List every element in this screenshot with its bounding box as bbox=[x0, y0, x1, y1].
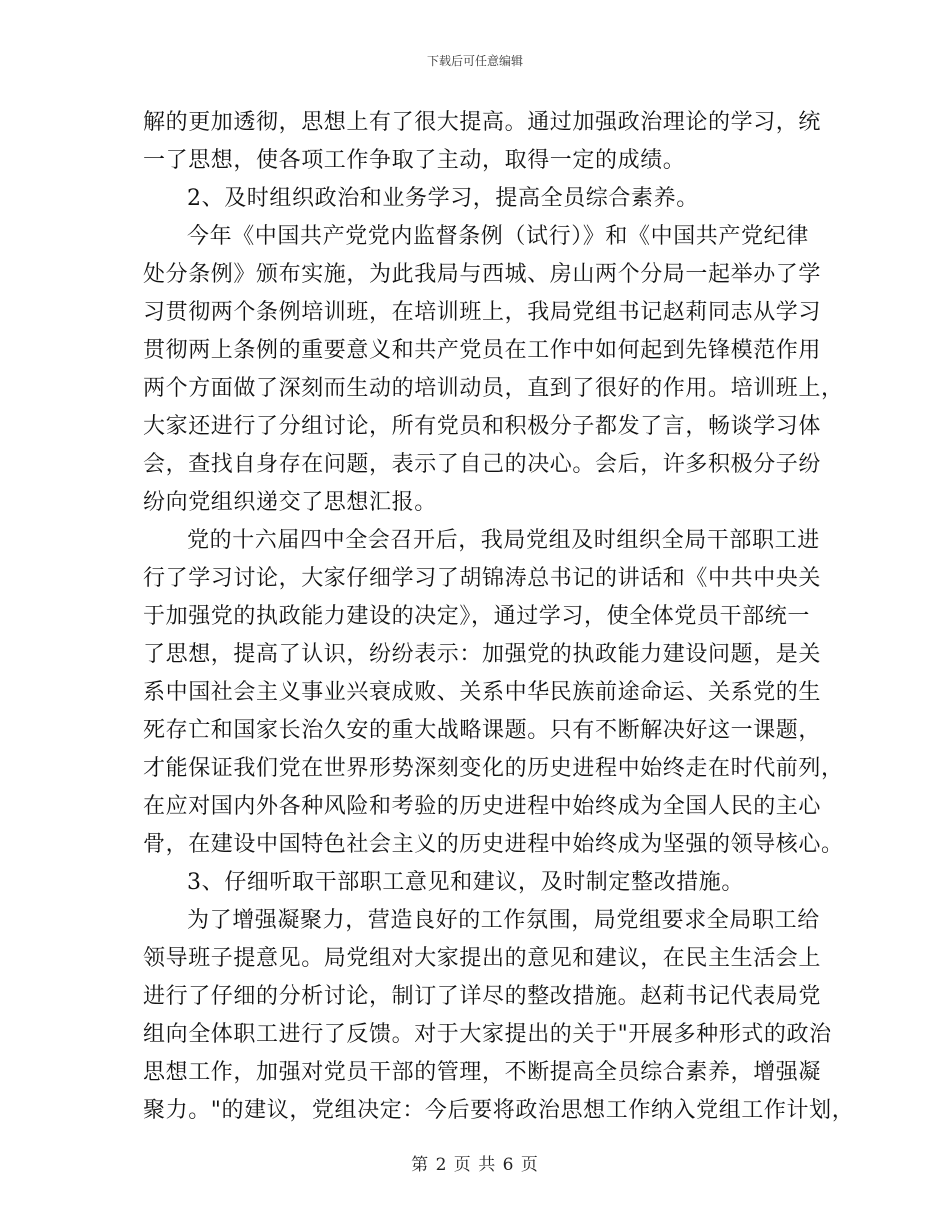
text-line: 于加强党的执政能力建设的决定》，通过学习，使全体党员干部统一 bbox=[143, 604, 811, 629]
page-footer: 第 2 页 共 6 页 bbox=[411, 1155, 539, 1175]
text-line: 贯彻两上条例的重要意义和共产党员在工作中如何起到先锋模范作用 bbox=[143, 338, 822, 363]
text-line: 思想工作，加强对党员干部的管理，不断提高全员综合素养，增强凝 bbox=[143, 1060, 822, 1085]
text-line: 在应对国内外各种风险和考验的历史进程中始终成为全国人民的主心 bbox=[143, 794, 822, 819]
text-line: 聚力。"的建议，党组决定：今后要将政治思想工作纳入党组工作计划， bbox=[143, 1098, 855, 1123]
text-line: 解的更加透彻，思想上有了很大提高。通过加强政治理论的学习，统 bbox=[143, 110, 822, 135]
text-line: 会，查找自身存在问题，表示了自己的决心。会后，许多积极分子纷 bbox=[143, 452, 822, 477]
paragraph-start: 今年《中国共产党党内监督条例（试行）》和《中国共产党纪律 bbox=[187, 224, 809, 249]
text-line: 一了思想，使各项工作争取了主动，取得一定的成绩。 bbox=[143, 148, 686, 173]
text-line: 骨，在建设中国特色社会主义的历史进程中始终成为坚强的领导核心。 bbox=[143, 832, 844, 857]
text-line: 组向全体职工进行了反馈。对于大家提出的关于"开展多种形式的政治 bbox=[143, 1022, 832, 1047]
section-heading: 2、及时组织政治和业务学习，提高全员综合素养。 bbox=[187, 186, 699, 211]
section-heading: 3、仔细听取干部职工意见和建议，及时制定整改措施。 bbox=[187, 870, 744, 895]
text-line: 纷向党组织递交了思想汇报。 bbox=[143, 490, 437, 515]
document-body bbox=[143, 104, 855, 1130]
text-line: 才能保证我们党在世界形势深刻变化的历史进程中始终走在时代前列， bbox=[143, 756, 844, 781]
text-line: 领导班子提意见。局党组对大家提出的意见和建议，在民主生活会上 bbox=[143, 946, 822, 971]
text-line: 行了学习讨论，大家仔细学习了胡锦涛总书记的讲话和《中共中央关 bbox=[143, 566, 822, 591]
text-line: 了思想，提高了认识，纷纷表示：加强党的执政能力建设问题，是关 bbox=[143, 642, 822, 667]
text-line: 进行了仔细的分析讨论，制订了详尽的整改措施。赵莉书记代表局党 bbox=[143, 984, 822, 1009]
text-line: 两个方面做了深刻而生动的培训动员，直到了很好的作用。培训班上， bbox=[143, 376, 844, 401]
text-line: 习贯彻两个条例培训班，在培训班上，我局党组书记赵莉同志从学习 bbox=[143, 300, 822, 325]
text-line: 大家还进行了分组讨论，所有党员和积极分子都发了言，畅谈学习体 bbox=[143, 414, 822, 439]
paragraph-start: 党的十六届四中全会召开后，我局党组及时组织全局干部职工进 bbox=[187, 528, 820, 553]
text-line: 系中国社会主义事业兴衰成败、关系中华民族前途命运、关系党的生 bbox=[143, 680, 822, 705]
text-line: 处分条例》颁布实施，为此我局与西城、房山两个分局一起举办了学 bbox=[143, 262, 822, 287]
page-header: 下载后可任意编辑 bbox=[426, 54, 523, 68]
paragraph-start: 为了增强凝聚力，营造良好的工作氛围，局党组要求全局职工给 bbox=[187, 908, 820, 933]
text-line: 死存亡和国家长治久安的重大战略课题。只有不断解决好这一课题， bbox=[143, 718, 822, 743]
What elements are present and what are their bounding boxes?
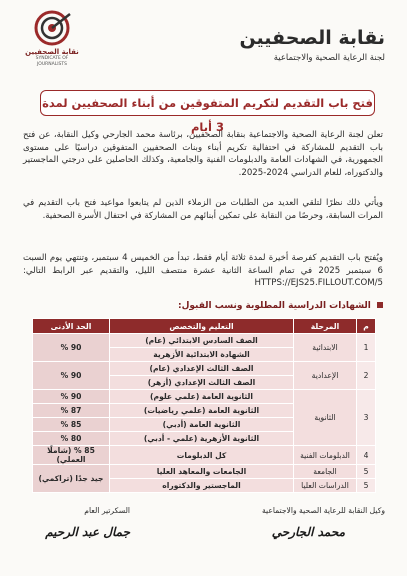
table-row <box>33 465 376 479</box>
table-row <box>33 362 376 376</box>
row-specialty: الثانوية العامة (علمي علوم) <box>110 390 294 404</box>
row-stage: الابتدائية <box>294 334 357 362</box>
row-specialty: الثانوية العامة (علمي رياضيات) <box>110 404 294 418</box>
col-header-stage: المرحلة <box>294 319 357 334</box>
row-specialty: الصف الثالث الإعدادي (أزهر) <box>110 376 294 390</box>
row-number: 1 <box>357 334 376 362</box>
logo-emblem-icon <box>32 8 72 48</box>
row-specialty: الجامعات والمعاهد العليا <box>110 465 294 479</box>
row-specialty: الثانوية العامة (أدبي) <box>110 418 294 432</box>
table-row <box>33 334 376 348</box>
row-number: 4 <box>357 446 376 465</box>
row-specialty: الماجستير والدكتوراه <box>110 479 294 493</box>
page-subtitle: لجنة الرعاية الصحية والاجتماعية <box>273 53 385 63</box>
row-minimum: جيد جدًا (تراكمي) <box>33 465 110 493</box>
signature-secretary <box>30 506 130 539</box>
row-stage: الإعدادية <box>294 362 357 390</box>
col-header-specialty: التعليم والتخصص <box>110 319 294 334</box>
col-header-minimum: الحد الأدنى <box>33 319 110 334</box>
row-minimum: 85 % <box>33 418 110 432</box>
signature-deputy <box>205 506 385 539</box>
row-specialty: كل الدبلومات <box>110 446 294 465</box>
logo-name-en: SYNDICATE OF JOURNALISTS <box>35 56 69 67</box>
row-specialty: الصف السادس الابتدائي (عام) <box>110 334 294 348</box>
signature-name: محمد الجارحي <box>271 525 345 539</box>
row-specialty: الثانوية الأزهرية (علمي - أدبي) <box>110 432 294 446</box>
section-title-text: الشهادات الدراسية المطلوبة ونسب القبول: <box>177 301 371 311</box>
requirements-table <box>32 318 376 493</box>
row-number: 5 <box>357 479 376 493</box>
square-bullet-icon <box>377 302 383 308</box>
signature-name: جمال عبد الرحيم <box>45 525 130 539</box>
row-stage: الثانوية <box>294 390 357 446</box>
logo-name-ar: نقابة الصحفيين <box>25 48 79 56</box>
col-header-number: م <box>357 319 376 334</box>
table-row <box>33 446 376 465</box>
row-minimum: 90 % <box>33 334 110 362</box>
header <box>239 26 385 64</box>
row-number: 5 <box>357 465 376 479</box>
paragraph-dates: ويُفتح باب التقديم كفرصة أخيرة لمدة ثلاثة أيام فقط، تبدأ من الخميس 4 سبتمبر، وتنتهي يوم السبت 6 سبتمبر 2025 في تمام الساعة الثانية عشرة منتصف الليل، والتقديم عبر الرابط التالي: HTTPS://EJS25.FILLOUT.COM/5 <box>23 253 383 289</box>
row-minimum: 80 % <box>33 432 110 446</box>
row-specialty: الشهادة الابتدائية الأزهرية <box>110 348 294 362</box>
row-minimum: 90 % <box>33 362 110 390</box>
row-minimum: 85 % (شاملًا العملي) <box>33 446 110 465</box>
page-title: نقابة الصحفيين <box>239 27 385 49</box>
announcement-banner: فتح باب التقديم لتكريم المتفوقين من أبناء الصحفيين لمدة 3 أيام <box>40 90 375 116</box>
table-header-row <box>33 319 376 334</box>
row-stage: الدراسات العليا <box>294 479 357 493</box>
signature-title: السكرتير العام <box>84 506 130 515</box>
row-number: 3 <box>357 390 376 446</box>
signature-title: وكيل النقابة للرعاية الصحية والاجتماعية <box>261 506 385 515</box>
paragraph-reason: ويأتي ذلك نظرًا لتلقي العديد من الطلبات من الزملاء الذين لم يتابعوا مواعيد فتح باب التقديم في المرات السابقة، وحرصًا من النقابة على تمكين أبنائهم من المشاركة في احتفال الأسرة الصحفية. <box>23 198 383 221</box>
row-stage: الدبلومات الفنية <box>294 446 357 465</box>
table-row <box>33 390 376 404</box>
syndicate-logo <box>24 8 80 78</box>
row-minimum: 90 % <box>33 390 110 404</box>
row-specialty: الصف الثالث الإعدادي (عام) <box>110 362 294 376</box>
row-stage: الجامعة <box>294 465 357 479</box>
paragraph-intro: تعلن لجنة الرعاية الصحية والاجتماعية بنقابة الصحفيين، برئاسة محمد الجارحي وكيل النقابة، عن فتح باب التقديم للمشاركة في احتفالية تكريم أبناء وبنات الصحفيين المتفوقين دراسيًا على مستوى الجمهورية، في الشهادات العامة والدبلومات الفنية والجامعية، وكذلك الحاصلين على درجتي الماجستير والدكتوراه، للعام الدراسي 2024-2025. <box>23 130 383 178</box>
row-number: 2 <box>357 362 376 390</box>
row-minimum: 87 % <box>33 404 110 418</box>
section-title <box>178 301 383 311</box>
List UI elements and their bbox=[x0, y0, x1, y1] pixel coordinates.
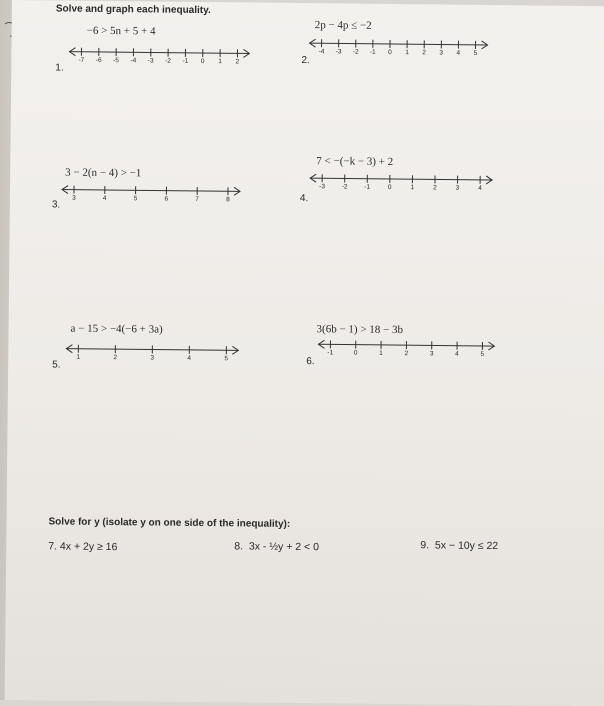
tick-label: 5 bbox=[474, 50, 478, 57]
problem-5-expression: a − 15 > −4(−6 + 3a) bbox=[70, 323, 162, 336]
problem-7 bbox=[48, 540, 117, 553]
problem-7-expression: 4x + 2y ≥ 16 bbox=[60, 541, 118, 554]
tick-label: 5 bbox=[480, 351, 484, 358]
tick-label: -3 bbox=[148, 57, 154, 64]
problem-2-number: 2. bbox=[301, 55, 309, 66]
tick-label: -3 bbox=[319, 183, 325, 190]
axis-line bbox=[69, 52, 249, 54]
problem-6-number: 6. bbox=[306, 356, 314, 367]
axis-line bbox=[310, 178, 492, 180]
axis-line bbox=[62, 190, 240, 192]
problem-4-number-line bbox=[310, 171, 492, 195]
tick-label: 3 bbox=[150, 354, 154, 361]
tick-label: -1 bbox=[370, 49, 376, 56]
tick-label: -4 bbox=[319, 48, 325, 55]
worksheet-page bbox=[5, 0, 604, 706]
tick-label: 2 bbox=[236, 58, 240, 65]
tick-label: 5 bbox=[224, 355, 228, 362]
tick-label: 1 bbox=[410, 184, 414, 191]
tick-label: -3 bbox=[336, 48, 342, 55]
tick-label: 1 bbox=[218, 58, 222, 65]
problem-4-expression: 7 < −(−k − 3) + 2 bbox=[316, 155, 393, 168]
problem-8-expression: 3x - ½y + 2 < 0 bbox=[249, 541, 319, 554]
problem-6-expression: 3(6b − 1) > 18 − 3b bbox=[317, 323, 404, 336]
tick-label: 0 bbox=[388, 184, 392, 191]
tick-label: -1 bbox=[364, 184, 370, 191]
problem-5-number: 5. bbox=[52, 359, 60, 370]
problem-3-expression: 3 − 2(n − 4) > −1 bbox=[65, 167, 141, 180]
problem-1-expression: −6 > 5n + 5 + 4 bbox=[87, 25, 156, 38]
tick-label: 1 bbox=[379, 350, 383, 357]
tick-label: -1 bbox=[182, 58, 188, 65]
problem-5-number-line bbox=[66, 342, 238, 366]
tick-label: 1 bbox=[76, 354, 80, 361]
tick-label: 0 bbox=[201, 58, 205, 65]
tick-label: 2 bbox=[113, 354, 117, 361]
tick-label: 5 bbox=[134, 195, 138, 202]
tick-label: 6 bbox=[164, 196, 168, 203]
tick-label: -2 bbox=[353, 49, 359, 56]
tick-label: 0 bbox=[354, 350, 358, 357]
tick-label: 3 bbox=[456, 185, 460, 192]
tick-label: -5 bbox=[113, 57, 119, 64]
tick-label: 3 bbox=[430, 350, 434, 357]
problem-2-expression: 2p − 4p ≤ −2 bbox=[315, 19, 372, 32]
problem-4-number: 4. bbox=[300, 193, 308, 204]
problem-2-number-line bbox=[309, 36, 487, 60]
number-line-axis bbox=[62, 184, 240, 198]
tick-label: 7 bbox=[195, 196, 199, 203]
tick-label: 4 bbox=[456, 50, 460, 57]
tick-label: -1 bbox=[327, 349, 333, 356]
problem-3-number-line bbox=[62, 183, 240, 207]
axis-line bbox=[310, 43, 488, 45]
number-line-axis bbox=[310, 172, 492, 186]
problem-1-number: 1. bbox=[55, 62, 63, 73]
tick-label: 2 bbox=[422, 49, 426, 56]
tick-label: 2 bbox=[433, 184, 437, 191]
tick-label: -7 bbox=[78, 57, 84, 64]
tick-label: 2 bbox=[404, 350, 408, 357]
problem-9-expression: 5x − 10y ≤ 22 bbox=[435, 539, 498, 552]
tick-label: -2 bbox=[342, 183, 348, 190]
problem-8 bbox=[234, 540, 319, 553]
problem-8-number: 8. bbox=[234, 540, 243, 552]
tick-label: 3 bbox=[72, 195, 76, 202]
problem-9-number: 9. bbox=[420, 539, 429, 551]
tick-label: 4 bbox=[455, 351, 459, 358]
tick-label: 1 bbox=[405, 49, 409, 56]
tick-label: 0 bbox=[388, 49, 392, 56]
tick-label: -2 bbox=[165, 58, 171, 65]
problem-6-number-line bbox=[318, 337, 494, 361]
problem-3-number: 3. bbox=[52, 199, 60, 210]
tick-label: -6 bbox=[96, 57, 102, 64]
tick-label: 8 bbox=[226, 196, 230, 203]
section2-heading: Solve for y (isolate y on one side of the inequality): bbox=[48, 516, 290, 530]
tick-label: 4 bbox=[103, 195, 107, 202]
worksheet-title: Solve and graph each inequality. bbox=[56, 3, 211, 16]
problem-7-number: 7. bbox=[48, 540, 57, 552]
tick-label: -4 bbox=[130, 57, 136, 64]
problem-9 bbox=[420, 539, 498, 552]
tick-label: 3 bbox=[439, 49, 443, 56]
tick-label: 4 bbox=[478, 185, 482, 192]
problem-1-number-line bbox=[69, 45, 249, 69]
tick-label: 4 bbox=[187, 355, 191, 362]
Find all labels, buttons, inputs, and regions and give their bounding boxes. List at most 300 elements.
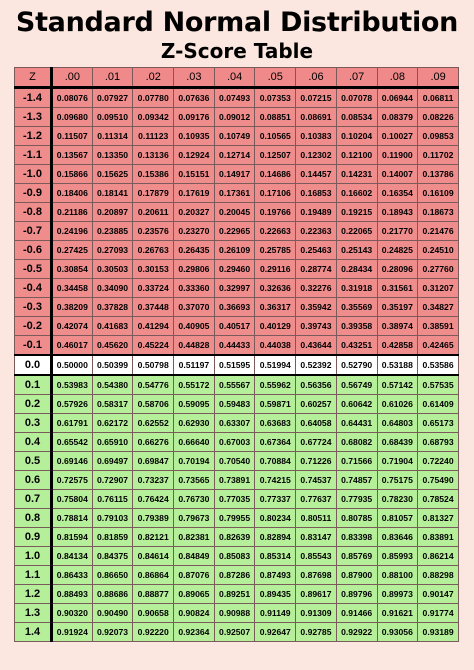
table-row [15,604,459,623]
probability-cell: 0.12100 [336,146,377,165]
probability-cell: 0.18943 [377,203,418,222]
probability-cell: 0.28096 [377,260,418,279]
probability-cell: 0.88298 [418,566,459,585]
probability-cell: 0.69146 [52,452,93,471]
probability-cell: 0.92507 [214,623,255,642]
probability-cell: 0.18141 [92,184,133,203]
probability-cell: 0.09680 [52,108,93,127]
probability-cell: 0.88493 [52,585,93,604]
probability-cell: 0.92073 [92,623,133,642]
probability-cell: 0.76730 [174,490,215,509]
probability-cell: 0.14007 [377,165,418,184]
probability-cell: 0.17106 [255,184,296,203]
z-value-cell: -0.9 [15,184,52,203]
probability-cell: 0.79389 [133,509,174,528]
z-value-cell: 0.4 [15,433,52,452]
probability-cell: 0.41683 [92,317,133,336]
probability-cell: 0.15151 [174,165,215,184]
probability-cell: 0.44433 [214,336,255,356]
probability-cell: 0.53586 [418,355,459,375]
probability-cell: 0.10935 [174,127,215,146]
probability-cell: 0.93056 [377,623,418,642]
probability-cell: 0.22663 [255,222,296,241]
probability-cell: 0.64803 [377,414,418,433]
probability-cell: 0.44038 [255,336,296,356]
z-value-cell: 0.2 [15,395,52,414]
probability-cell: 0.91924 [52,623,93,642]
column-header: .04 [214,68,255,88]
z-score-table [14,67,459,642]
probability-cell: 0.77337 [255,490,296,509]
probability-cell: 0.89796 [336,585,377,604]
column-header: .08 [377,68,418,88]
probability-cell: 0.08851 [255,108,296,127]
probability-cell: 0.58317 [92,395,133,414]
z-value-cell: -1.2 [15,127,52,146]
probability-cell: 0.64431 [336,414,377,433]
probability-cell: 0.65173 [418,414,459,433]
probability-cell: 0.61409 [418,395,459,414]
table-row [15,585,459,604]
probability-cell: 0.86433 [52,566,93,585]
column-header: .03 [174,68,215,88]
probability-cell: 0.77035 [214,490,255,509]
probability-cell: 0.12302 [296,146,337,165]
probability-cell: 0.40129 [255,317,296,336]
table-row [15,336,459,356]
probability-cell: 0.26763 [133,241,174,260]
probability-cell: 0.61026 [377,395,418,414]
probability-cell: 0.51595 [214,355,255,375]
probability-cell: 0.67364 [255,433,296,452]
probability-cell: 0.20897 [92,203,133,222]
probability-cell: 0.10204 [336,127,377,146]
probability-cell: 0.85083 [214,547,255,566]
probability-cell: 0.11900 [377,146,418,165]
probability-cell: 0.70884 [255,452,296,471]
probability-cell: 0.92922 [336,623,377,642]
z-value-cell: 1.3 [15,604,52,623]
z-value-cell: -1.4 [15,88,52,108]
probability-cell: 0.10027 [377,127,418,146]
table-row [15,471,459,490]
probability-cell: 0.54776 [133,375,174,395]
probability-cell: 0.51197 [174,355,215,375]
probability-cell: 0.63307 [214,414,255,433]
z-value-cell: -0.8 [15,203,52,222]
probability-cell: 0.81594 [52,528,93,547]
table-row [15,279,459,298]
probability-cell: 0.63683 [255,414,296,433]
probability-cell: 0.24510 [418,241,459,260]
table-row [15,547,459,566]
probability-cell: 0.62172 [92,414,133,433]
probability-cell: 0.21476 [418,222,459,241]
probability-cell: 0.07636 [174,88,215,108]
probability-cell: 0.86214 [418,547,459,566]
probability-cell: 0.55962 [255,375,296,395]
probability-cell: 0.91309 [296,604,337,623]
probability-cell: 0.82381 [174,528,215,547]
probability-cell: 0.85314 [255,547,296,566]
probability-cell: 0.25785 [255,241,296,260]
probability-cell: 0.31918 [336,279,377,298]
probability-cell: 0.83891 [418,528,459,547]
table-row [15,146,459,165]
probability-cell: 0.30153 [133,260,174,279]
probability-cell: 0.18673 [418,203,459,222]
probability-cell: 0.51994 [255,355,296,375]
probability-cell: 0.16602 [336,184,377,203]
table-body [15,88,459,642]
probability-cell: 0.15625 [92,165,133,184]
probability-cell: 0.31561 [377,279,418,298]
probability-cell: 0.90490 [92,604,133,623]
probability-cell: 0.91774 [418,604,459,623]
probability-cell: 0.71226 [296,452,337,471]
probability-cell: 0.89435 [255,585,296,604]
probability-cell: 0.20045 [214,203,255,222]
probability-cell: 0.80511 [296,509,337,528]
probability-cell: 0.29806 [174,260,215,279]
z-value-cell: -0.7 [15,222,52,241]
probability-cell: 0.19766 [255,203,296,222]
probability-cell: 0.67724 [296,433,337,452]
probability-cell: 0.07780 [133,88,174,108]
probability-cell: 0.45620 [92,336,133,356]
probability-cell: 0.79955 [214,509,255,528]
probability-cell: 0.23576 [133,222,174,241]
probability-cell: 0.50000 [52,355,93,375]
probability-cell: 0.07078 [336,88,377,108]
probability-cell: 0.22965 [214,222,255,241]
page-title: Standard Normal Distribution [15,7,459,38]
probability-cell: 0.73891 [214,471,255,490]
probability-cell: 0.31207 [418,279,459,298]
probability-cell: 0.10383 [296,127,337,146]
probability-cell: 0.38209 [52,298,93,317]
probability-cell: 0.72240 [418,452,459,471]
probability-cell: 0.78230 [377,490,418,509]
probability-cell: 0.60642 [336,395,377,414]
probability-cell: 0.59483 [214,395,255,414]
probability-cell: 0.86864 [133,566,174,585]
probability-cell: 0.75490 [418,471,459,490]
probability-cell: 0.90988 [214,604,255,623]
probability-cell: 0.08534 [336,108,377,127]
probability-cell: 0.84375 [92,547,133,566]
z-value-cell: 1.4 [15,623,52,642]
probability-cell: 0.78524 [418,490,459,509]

### YOUR TASK
Retype, unchanged, the lines of the records from the line containing "604, 811, 629]" up to and including the line containing "338, 822, 363]".

### ANSWER TO THIS PROBLEM
text-line: 于加强党的执政能力建设的决定》，通过学习，使全体党员干部统一 bbox=[143, 604, 811, 629]
page-footer: 第 2 页 共 6 页 bbox=[411, 1155, 539, 1175]
text-line: 贯彻两上条例的重要意义和共产党员在工作中如何起到先锋模范作用 bbox=[143, 338, 822, 363]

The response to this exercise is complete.